= WHAT THIS TASK INVOLVES =
For the listing below, give the number of lines in which "Hungary" occurs. Add nothing.

= Dataset items =
* Start *

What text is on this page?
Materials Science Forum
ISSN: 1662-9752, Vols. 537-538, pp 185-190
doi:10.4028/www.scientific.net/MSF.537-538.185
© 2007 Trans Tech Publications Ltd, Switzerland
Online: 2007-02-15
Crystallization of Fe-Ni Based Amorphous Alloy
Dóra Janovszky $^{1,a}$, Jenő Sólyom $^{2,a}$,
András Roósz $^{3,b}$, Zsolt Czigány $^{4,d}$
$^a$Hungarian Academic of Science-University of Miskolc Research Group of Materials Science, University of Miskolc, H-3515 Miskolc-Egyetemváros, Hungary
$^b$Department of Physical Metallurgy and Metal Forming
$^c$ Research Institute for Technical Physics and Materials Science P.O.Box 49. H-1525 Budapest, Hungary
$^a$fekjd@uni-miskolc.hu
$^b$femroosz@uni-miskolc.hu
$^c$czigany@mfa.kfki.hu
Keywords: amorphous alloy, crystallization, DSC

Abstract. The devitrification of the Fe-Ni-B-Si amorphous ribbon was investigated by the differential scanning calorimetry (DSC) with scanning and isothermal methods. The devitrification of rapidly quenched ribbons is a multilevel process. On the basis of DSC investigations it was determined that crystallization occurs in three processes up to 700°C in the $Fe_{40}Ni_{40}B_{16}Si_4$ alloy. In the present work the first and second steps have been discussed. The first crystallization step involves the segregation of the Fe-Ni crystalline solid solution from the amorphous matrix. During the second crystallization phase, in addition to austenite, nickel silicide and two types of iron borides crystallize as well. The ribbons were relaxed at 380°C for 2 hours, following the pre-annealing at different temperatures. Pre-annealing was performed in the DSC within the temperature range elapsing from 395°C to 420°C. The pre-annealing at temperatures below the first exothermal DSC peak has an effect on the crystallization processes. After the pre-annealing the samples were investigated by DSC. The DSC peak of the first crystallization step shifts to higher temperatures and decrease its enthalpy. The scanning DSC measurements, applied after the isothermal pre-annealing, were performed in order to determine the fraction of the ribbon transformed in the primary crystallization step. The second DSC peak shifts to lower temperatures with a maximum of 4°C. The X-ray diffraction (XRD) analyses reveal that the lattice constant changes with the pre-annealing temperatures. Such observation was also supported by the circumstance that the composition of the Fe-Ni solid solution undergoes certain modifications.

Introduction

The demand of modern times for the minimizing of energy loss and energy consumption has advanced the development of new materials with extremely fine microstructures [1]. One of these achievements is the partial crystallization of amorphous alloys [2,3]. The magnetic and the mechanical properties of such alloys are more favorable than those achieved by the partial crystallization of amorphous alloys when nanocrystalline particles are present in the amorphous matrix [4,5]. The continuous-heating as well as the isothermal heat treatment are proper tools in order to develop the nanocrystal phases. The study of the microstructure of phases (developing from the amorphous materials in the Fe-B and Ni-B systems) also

* End *

= ANSWER FOR THE TASK =
2